#### [Do this]
Filter this data down to the lines that hold "JSON", and copy them.

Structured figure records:
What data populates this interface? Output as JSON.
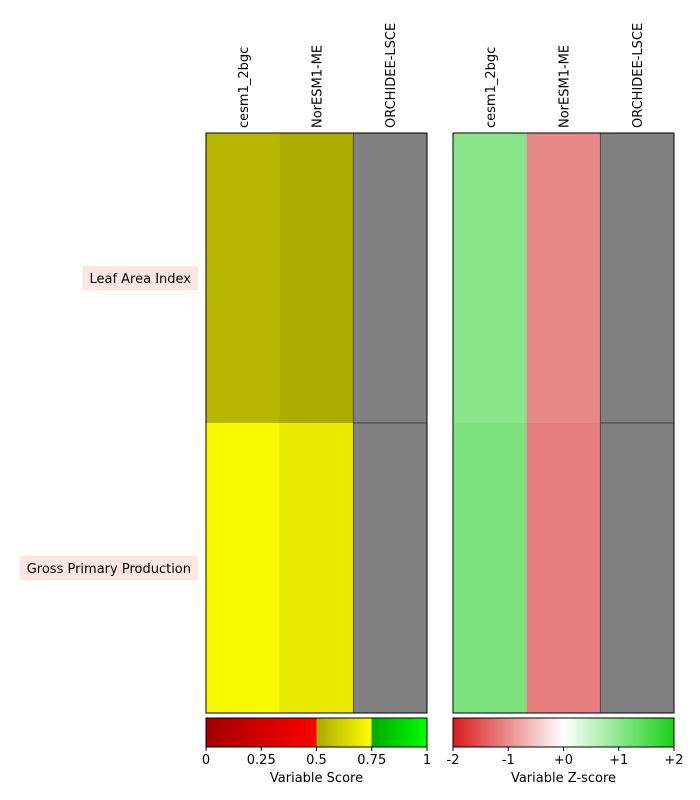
{
  "chart_data": [
    {
      "type": "heatmap",
      "title": "",
      "models": [
        "cesm1_2bgc",
        "NorESM1-ME",
        "ORCHIDEE-LSCE"
      ],
      "variables": [
        "Leaf Area Index",
        "Gross Primary Production"
      ],
      "cell_colors": [
        [
          "#b6b600",
          "#acac00",
          "#808080"
        ],
        [
          "#f9f900",
          "#e9e900",
          "#808080"
        ]
      ],
      "colorbar": {
        "label": "Variable Score",
        "ticks": [
          "0",
          "0.25",
          "0.5",
          "0.75",
          "1"
        ],
        "range": [
          0,
          1
        ],
        "stops": [
          "#a00000",
          "#ff0000",
          "#aaaa00",
          "#ffff00",
          "#00aa00",
          "#00ff00"
        ]
      }
    },
    {
      "type": "heatmap",
      "title": "",
      "models": [
        "cesm1_2bgc",
        "NorESM1-ME",
        "ORCHIDEE-LSCE"
      ],
      "variables": [
        "Leaf Area Index",
        "Gross Primary Production"
      ],
      "cell_colors": [
        [
          "#89e589",
          "#e68888",
          "#808080"
        ],
        [
          "#7ee37e",
          "#e67f7f",
          "#808080"
        ]
      ],
      "colorbar": {
        "label": "Variable Z-score",
        "ticks": [
          "-2",
          "-1",
          "+0",
          "+1",
          "+2"
        ],
        "range": [
          -2,
          2
        ],
        "stops": [
          "#d71a1a",
          "#ffffff",
          "#1ad01a"
        ]
      }
    }
  ],
  "colors": {
    "label_background": "#fde6e2",
    "missing": "#808080",
    "border": "#000000"
  }
}
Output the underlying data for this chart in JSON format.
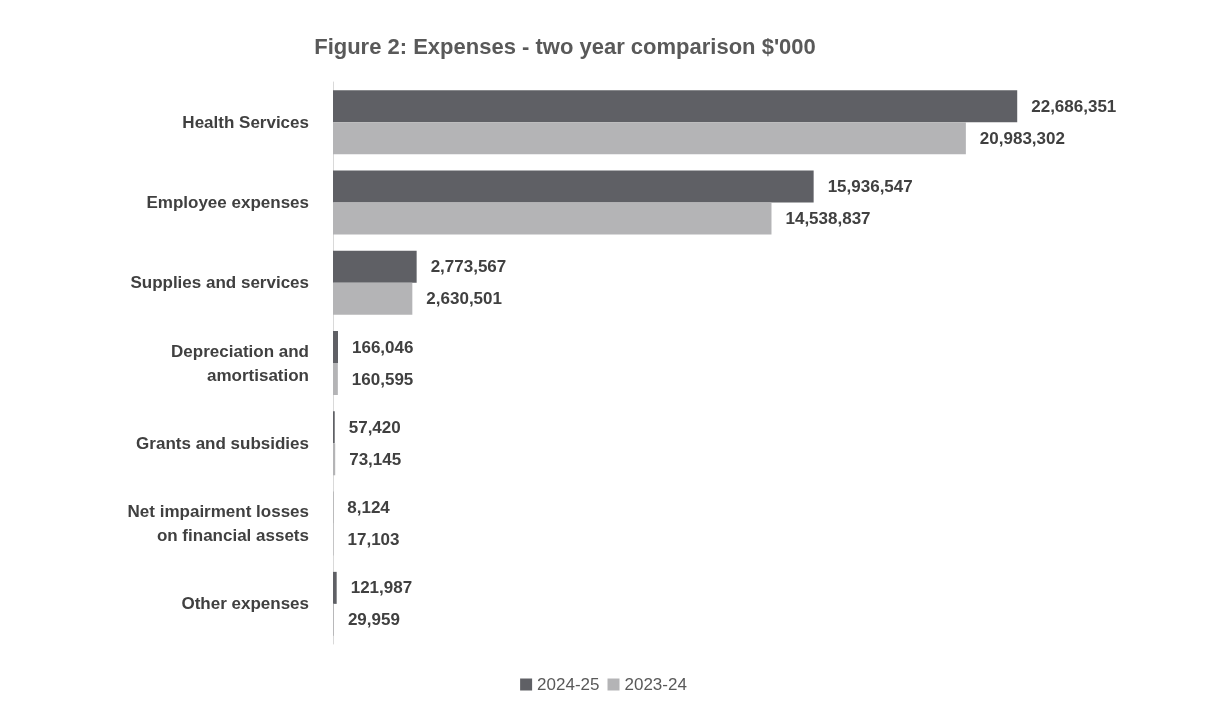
{
  "chart_data": {
    "type": "bar",
    "orientation": "horizontal",
    "title": "Figure 2: Expenses - two year comparison $'000",
    "categories": [
      "Health Services",
      "Employee expenses",
      "Supplies and services",
      "Depreciation and amortisation",
      "Grants and subsidies",
      "Net impairment losses on financial assets",
      "Other expenses"
    ],
    "series": [
      {
        "name": "2024-25",
        "color": "#5f6065",
        "values": [
          22686351,
          15936547,
          2773567,
          166046,
          57420,
          8124,
          121987
        ],
        "value_labels": [
          "22,686,351",
          "15,936,547",
          "2,773,567",
          "166,046",
          "57,420",
          "8,124",
          "121,987"
        ]
      },
      {
        "name": "2023-24",
        "color": "#b4b4b6",
        "values": [
          20983302,
          14538837,
          2630501,
          160595,
          73145,
          17103,
          29959
        ],
        "value_labels": [
          "20,983,302",
          "14,538,837",
          "2,630,501",
          "160,595",
          "73,145",
          "17,103",
          "29,959"
        ]
      }
    ],
    "legend": "bottom"
  }
}
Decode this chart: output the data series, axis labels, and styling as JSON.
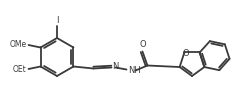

#### [Completed exercise]
What data populates this interface? Output as JSON.
Output the underlying data for this chart in JSON format.
Decode this chart: output the data series, axis labels, and styling as JSON.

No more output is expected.